_TASK DIRECTIONS:_ Type out the material below exactly.

───── GIVEN RECORDS ─────

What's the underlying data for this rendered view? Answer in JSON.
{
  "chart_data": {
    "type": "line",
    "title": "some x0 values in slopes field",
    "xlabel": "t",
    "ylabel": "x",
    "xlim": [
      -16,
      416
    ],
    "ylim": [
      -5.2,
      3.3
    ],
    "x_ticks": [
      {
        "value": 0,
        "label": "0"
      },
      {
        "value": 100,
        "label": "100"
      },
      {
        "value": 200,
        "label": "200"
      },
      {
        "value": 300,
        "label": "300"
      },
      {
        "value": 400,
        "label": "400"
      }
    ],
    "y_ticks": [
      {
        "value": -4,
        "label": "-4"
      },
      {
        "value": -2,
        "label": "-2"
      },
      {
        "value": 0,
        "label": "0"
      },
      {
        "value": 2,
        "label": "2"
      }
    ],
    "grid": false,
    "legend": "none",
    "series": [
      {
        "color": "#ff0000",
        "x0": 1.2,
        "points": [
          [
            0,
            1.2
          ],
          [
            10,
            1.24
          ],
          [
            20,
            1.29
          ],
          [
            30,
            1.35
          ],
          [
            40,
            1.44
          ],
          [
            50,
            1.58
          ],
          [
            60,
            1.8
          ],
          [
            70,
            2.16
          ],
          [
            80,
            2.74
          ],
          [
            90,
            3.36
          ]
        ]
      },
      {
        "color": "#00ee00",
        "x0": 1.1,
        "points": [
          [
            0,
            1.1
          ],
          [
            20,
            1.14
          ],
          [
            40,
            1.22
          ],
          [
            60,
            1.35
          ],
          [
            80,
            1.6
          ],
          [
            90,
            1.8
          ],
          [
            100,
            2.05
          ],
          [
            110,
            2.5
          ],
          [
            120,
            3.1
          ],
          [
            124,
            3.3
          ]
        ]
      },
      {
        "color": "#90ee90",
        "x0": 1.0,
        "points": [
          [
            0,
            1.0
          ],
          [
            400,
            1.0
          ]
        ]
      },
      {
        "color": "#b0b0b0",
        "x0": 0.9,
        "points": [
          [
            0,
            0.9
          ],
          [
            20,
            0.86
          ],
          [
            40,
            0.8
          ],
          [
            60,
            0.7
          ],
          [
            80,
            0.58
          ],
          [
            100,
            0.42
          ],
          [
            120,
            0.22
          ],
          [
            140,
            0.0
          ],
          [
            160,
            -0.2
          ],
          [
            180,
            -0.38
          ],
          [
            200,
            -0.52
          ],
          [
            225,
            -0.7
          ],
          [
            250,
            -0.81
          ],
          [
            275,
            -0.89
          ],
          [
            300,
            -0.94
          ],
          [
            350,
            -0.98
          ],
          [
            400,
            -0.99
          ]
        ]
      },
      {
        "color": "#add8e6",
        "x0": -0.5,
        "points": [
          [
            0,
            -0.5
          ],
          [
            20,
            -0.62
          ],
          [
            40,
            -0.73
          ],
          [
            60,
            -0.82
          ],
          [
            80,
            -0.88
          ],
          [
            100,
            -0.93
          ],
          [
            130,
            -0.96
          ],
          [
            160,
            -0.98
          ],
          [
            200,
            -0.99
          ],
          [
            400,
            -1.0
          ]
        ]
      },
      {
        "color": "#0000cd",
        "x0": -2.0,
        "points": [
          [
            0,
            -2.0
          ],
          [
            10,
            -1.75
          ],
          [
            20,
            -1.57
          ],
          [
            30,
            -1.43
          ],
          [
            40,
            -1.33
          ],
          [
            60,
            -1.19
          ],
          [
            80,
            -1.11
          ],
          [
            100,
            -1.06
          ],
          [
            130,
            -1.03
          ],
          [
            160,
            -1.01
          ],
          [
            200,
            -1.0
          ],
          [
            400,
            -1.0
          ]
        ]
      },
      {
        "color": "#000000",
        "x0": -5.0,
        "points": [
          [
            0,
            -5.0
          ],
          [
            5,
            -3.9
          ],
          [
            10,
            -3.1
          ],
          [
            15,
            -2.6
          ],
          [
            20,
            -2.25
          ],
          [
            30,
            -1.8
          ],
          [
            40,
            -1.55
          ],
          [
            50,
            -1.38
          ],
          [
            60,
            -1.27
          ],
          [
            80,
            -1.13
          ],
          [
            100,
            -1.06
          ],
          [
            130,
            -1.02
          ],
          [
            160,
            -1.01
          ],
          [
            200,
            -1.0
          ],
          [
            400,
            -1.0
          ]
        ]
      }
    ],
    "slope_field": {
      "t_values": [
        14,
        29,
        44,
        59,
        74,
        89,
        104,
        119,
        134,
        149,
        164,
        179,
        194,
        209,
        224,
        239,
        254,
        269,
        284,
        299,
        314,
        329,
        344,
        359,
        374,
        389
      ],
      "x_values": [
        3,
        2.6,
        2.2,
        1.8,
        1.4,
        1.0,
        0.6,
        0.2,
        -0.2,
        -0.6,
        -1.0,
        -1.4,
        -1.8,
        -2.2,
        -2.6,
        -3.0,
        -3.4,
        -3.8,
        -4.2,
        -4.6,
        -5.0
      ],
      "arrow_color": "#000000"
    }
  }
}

─────

_OUTPUT BELOW:_
What's the underlying data for this rendered view? Answer in JSON.
{
  "chart_data": {
    "type": "line",
    "title": "some x0 values in slopes field",
    "xlabel": "t",
    "ylabel": "x",
    "xlim": [
      -16,
      416
    ],
    "ylim": [
      -5.2,
      3.3
    ],
    "x_ticks": [
      {
        "value": 0,
        "label": "0"
      },
      {
        "value": 100,
        "label": "100"
      },
      {
        "value": 200,
        "label": "200"
      },
      {
        "value": 300,
        "label": "300"
      },
      {
        "value": 400,
        "label": "400"
      }
    ],
    "y_ticks": [
      {
        "value": -4,
        "label": "-4"
      },
      {
        "value": -2,
        "label": "-2"
      },
      {
        "value": 0,
        "label": "0"
      },
      {
        "value": 2,
        "label": "2"
      }
    ],
    "grid": false,
    "legend": "none",
    "series": [
      {
        "color": "#ff0000",
        "x0": 1.2,
        "points": [
          [
            0,
            1.2
          ],
          [
            10,
            1.24
          ],
          [
            20,
            1.29
          ],
          [
            30,
            1.35
          ],
          [
            40,
            1.44
          ],
          [
            50,
            1.58
          ],
          [
            60,
            1.8
          ],
          [
            70,
            2.16
          ],
          [
            80,
            2.74
          ],
          [
            90,
            3.36
          ]
        ]
      },
      {
        "color": "#00ee00",
        "x0": 1.1,
        "points": [
          [
            0,
            1.1
          ],
          [
            20,
            1.14
          ],
          [
            40,
            1.22
          ],
          [
            60,
            1.35
          ],
          [
            80,
            1.6
          ],
          [
            90,
            1.8
          ],
          [
            100,
            2.05
          ],
          [
            110,
            2.5
          ],
          [
            120,
            3.1
          ],
          [
            124,
            3.3
          ]
        ]
      },
      {
        "color": "#90ee90",
        "x0": 1.0,
        "points": [
          [
            0,
            1.0
          ],
          [
            400,
            1.0
          ]
        ]
      },
      {
        "color": "#b0b0b0",
        "x0": 0.9,
        "points": [
          [
            0,
            0.9
          ],
          [
            20,
            0.86
          ],
          [
            40,
            0.8
          ],
          [
            60,
            0.7
          ],
          [
            80,
            0.58
          ],
          [
            100,
            0.42
          ],
          [
            120,
            0.22
          ],
          [
            140,
            0.0
          ],
          [
            160,
            -0.2
          ],
          [
            180,
            -0.38
          ],
          [
            200,
            -0.52
          ],
          [
            225,
            -0.7
          ],
          [
            250,
            -0.81
          ],
          [
            275,
            -0.89
          ],
          [
            300,
            -0.94
          ],
          [
            350,
            -0.98
          ],
          [
            400,
            -0.99
          ]
        ]
      },
      {
        "color": "#add8e6",
        "x0": -0.5,
        "points": [
          [
            0,
            -0.5
          ],
          [
            20,
            -0.62
          ],
          [
            40,
            -0.73
          ],
          [
            60,
            -0.82
          ],
          [
            80,
            -0.88
          ],
          [
            100,
            -0.93
          ],
          [
            130,
            -0.96
          ],
          [
            160,
            -0.98
          ],
          [
            200,
            -0.99
          ],
          [
            400,
            -1.0
          ]
        ]
      },
      {
        "color": "#0000cd",
        "x0": -2.0,
        "points": [
          [
            0,
            -2.0
          ],
          [
            10,
            -1.75
          ],
          [
            20,
            -1.57
          ],
          [
            30,
            -1.43
          ],
          [
            40,
            -1.33
          ],
          [
            60,
            -1.19
          ],
          [
            80,
            -1.11
          ],
          [
            100,
            -1.06
          ],
          [
            130,
            -1.03
          ],
          [
            160,
            -1.01
          ],
          [
            200,
            -1.0
          ],
          [
            400,
            -1.0
          ]
        ]
      },
      {
        "color": "#000000",
        "x0": -5.0,
        "points": [
          [
            0,
            -5.0
          ],
          [
            5,
            -3.9
          ],
          [
            10,
            -3.1
          ],
          [
            15,
            -2.6
          ],
          [
            20,
            -2.25
          ],
          [
            30,
            -1.8
          ],
          [
            40,
            -1.55
          ],
          [
            50,
            -1.38
          ],
          [
            60,
            -1.27
          ],
          [
            80,
            -1.13
          ],
          [
            100,
            -1.06
          ],
          [
            130,
            -1.02
          ],
          [
            160,
            -1.01
          ],
          [
            200,
            -1.0
          ],
          [
            400,
            -1.0
          ]
        ]
      }
    ],
    "slope_field": {
      "t_values": [
        14,
        29,
        44,
        59,
        74,
        89,
        104,
        119,
        134,
        149,
        164,
        179,
        194,
        209,
        224,
        239,
        254,
        269,
        284,
        299,
        314,
        329,
        344,
        359,
        374,
        389
      ],
      "x_values": [
        3,
        2.6,
        2.2,
        1.8,
        1.4,
        1.0,
        0.6,
        0.2,
        -0.2,
        -0.6,
        -1.0,
        -1.4,
        -1.8,
        -2.2,
        -2.6,
        -3.0,
        -3.4,
        -3.8,
        -4.2,
        -4.6,
        -5.0
      ],
      "arrow_color": "#000000"
    }
  }
}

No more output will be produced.